What to produce. From the line containing "Enumerate this screenshot's" through the last line of the entries, output the text exactly. Pictures stay out.

Extracted material.
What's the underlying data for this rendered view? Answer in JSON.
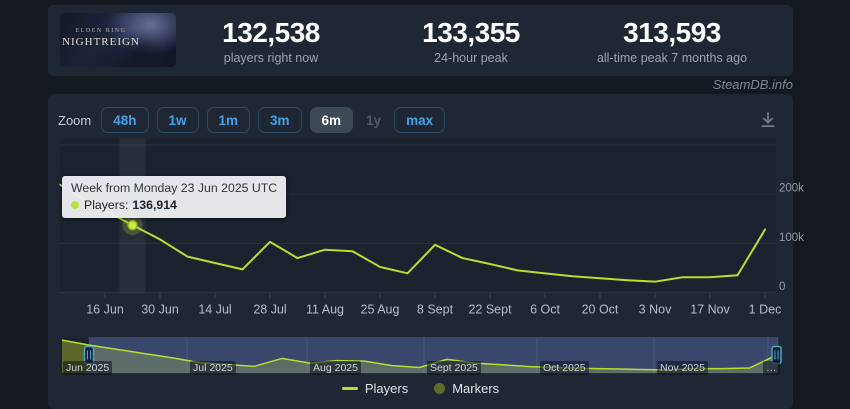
{
  "header": {
    "game_title_line1": "ELDEN RING",
    "game_title_line2": "NIGHTREIGN",
    "stats": [
      {
        "value": "132,538",
        "label": "players right now"
      },
      {
        "value": "133,355",
        "label": "24-hour peak"
      },
      {
        "value": "313,593",
        "label": "all-time peak 7 months ago"
      }
    ]
  },
  "watermark": "SteamDB.info",
  "toolbar": {
    "zoom_label": "Zoom",
    "buttons": [
      {
        "label": "48h",
        "state": "normal"
      },
      {
        "label": "1w",
        "state": "normal"
      },
      {
        "label": "1m",
        "state": "normal"
      },
      {
        "label": "3m",
        "state": "normal"
      },
      {
        "label": "6m",
        "state": "selected"
      },
      {
        "label": "1y",
        "state": "disabled"
      },
      {
        "label": "max",
        "state": "normal"
      }
    ]
  },
  "tooltip": {
    "title": "Week from Monday 23 Jun 2025 UTC",
    "series_label": "Players:",
    "value": "136,914"
  },
  "legend": {
    "players": "Players",
    "markers": "Markers"
  },
  "chart_data": {
    "type": "line",
    "title": "",
    "xlabel": "",
    "ylabel": "Players",
    "ylim": [
      0,
      300000
    ],
    "grid": true,
    "legend_position": "bottom",
    "series": [
      {
        "name": "Players",
        "color": "#b6e02e",
        "x": [
          "2025-06-02",
          "2025-06-09",
          "2025-06-16",
          "2025-06-23",
          "2025-06-30",
          "2025-07-07",
          "2025-07-14",
          "2025-07-21",
          "2025-07-28",
          "2025-08-04",
          "2025-08-11",
          "2025-08-18",
          "2025-08-25",
          "2025-09-01",
          "2025-09-08",
          "2025-09-15",
          "2025-09-22",
          "2025-09-29",
          "2025-10-06",
          "2025-10-13",
          "2025-10-20",
          "2025-10-27",
          "2025-11-03",
          "2025-11-10",
          "2025-11-17",
          "2025-11-24",
          "2025-12-01"
        ],
        "values": [
          232000,
          197000,
          167000,
          136914,
          108000,
          73000,
          60000,
          47000,
          103000,
          70000,
          87000,
          84000,
          52000,
          39000,
          97000,
          70000,
          58000,
          45000,
          39000,
          33000,
          29000,
          25000,
          22000,
          31000,
          31000,
          35000,
          128000
        ]
      },
      {
        "name": "Markers",
        "color": "#5f6d2b",
        "values": []
      }
    ],
    "marked_point": {
      "x": "2025-06-23",
      "value": 136914
    },
    "xticks": [
      "16 Jun",
      "30 Jun",
      "14 Jul",
      "28 Jul",
      "11 Aug",
      "25 Aug",
      "8 Sept",
      "22 Sept",
      "6 Oct",
      "20 Oct",
      "3 Nov",
      "17 Nov",
      "1 Dec"
    ],
    "yticks": [
      {
        "label": "0",
        "value": 0
      },
      {
        "label": "100k",
        "value": 100000
      },
      {
        "label": "200k",
        "value": 200000
      }
    ],
    "navigator_months": [
      "Jun 2025",
      "Jul 2025",
      "Aug 2025",
      "Sept 2025",
      "Oct 2025",
      "Nov 2025",
      "…"
    ]
  },
  "colors": {
    "page_bg": "#141821",
    "panel_bg": "#1e2733",
    "line": "#b6e02e",
    "marker_legend": "#5f6d2b",
    "button_text": "#3fa3ea",
    "grid": "#293240",
    "navigator_mask": "rgba(93,115,185,0.45)",
    "navigator_area": "rgba(154,172,38,0.5)",
    "tooltip_bg": "#eceef0"
  }
}
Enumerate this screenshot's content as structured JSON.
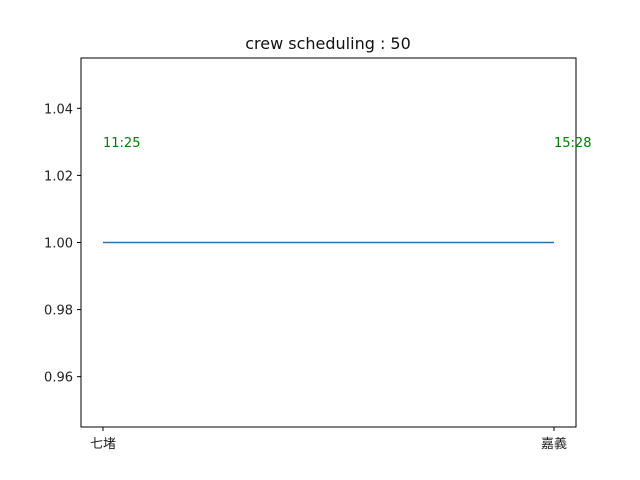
{
  "chart_data": {
    "type": "line",
    "title": "crew scheduling : 50",
    "categories": [
      "七堵",
      "嘉義"
    ],
    "series": [
      {
        "values": [
          1.0,
          1.0
        ],
        "color": "#1f77b4"
      }
    ],
    "annotations": [
      {
        "text": "11:25",
        "x": "七堵",
        "y": 1.03,
        "color": "#008000"
      },
      {
        "text": "15:28",
        "x": "嘉義",
        "y": 1.03,
        "color": "#008000"
      }
    ],
    "ylim": [
      0.945,
      1.055
    ],
    "yticks": [
      0.96,
      0.98,
      1.0,
      1.02,
      1.04
    ],
    "ytick_labels": [
      "0.96",
      "0.98",
      "1.00",
      "1.02",
      "1.04"
    ],
    "grid": false,
    "xlabel": "",
    "ylabel": ""
  }
}
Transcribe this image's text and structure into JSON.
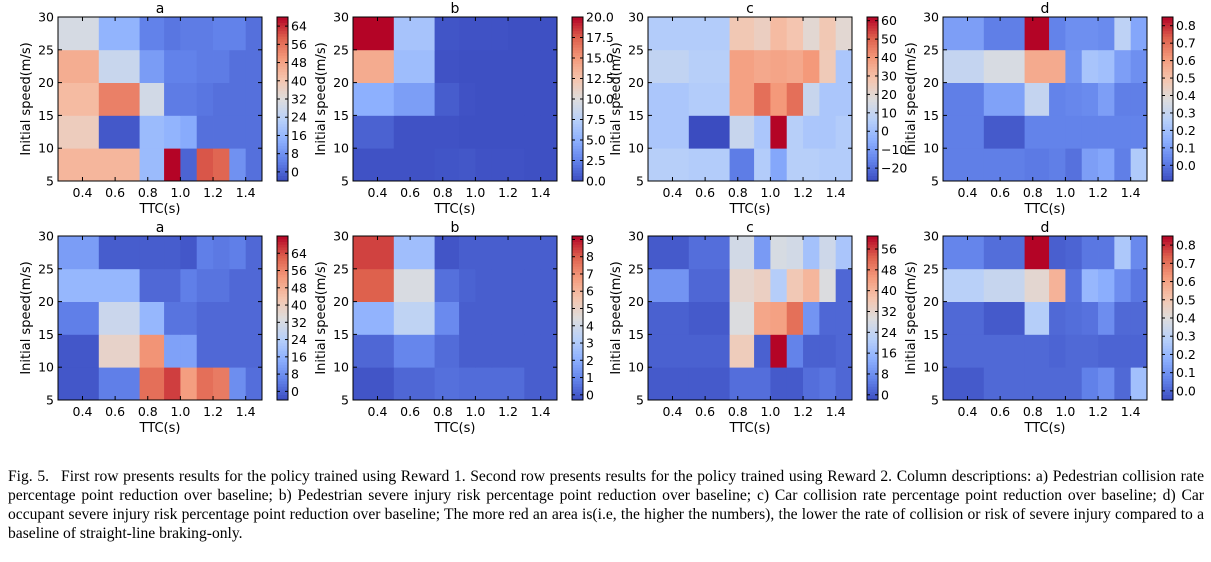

Completed task.
Enumerate this screenshot's content as structured JSON.
{
  "chart_data": {
    "type": "line",
    "title": "crew scheduling : 50",
    "categories": [
      "七堵",
      "嘉義"
    ],
    "series": [
      {
        "values": [
          1.0,
          1.0
        ],
        "color": "#1f77b4"
      }
    ],
    "annotations": [
      {
        "text": "11:25",
        "x": "七堵",
        "y": 1.03,
        "color": "#008000"
      },
      {
        "text": "15:28",
        "x": "嘉義",
        "y": 1.03,
        "color": "#008000"
      }
    ],
    "ylim": [
      0.945,
      1.055
    ],
    "yticks": [
      0.96,
      0.98,
      1.0,
      1.02,
      1.04
    ],
    "ytick_labels": [
      "0.96",
      "0.98",
      "1.00",
      "1.02",
      "1.04"
    ],
    "grid": false,
    "xlabel": "",
    "ylabel": ""
  }
}
Transcribe this image's text and structure into JSON.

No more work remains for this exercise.